> **To-do list**
**1)** Decide whether each statement agrees with the profile of pastry chef Wayne Kozinko: (a) Kozinko was born in Vancouver; (b) Kozinko did well in the cooking part of his high-school home-economics class; (c) Kozinko says he follows the trends. Answer yes or no for each, quoting the deciding words of the profile.
**2)** Using the profile of pastry chef Wayne Kozinko, answer these questions:
(a) At which two restaurants is Kozinko the pastry chef?
(b) How old does he recall being when he baked with his mother on weekends?
(c) Which restaurant did he join after his apprenticeship?
**3)** Go on with the profile of pastry chef Wayne Kozinko, beginning after its final sentence.

> **Source extract**

As pastry chef at Vancouver’s critically acclaimed fine-dining restaurants, Hawksworth and Bel Café, Wayne Kozinko aims to strike a balance between classic and modern with his culinary style. “Like the rest of the menu, the flavours are a bit all over the map,” Kozinko says of the influences shaping the desserts, sweets, breads and pastries he creates. “I wouldn’t say I follow the trends.”

The Edmonton-born chef knew from an early age that he was destined for a career in the kitchen. “I remember baking with my mom on the weekends — probably as young as five or six,” he says. “In high school, I was one of two guys in the [home-economics] class. I didn’t do so well in the sewing, but I did great in the cooking [portion] and I thought ‘maybe this is my future.’”

Kozinko graduated from North Island College’s Culinary Arts program and completed a culinary apprenticeship at Vancouver Community College before joining the team at Diva at the Met within the Metropolitan Hotel. After cooking savoury at Diva for a few years, a position opened up in the pastry kitchen and Kozinko threw his hat in the ring. “I’d always been interested in [pastry] and toyed around a little [with it] while I was doing savoury,” says Kozinko. “I always felt that’s where I would end up.”

> **Dataset extract**

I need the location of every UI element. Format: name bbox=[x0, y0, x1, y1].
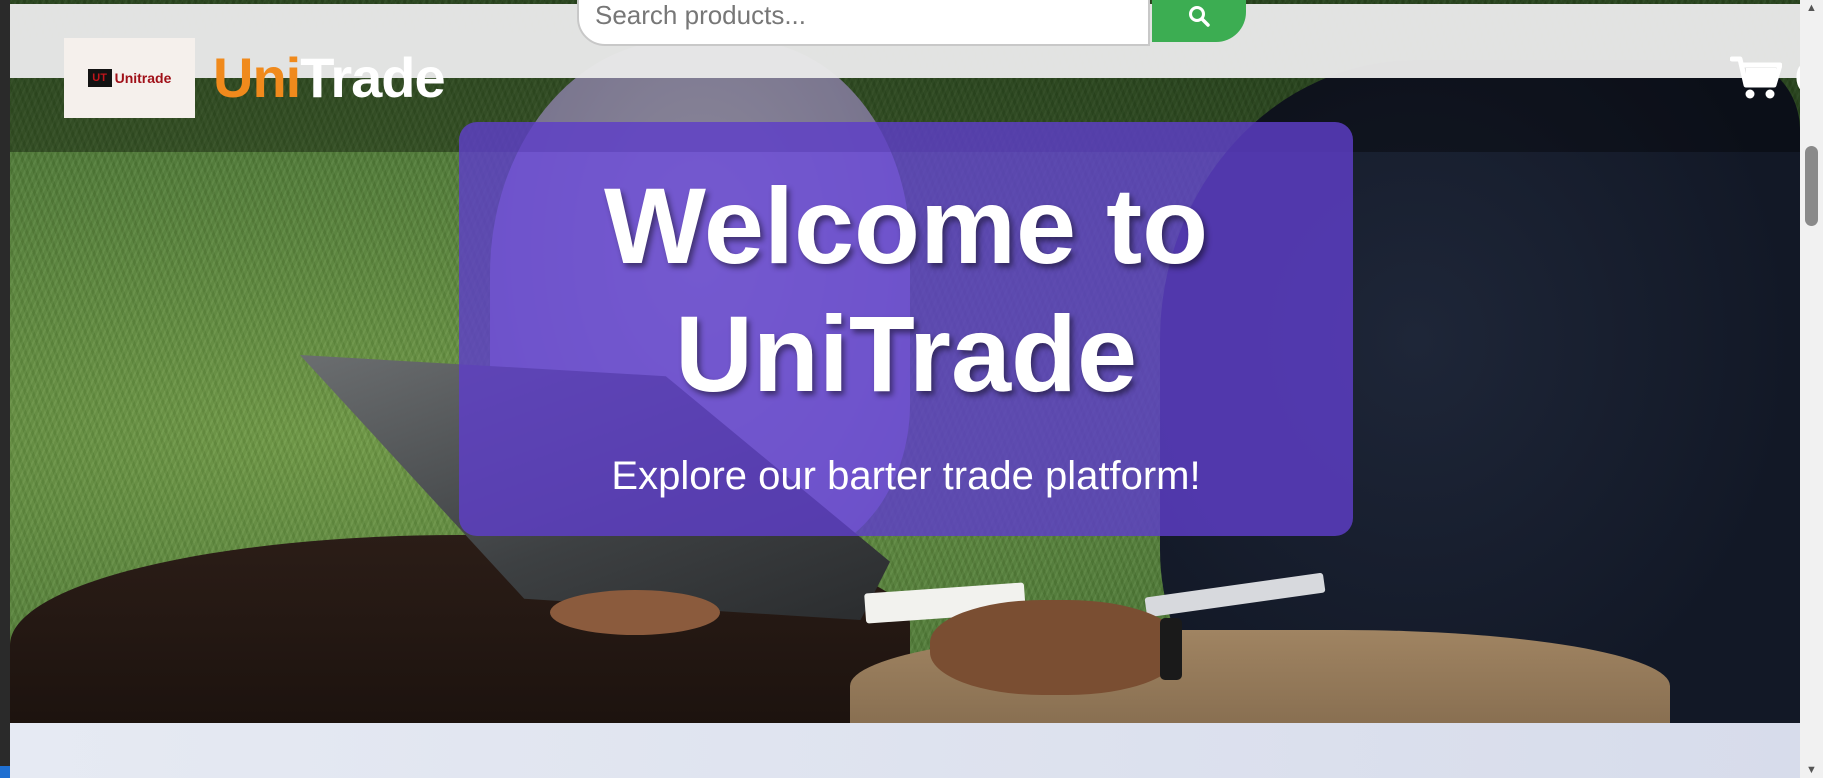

> **Task answers**
**1)**
(a) No: "The Edmonton-born chef"
(b) Yes: "I did great in the cooking [portion]"
(c) No: "I wouldn’t say I follow the trends."

**2)**
(a) Hawksworth and Bel Café
(b) Probably as young as five or six
(c) Diva at the Met, within the Metropolitan Hotel

**3)**
Chocolatier Thomas Haas came on board soon after as Diva’s executive pastry chef, inspiring Kozinko to stay in the role longer than planned in order to learn from the renowned chef. Kozinko cites pastry-competition victories with Haas and his team, such as wins at the 2001 National Pastry Team Championships — where he took top honours in four categories — as some of the highlights of his career.

Kozinko then spent several years as pastry chef at Vancouver’s Yew in the Four Seasons Hotel, before taking the helm of the pastry kitchen at Hawksworth in 2011. “I’m really conscious of not under-doing the plates, but not over-doing them either,” Kozinko says, adding each dish typically incorporates four or five flavours at most.

He strives to keep the menu seasonal. “In the summer, it will always be different berries; later in the summer, it’s yellow stone fruits; into the fall, it’s apples, pears; and in the winter, it’s usually citrus, nuts and different types of chocolates,” he says of the menu’s ever-changing emphasis.

Kozinko likes to experiment with different textures and temperatures, as well as with adding savoury ingredients to his sweet dishes. The dessert menu at Hawksworth features spring-pea ice cream with matcha and lime ($14); crème fraîche with pistachio, rhubarb and strawberry ($14); and candy-cap ice cream with toasted white chocolate, toffee and walnut ($14).

Kozinko is now also overseeing the pastry team at Bel Café’s second location, which launched in June of this year. He says opening his own restaurant may be in the cards one day but, for now, he’s happy with the creativity his role at Hawksworth allows him.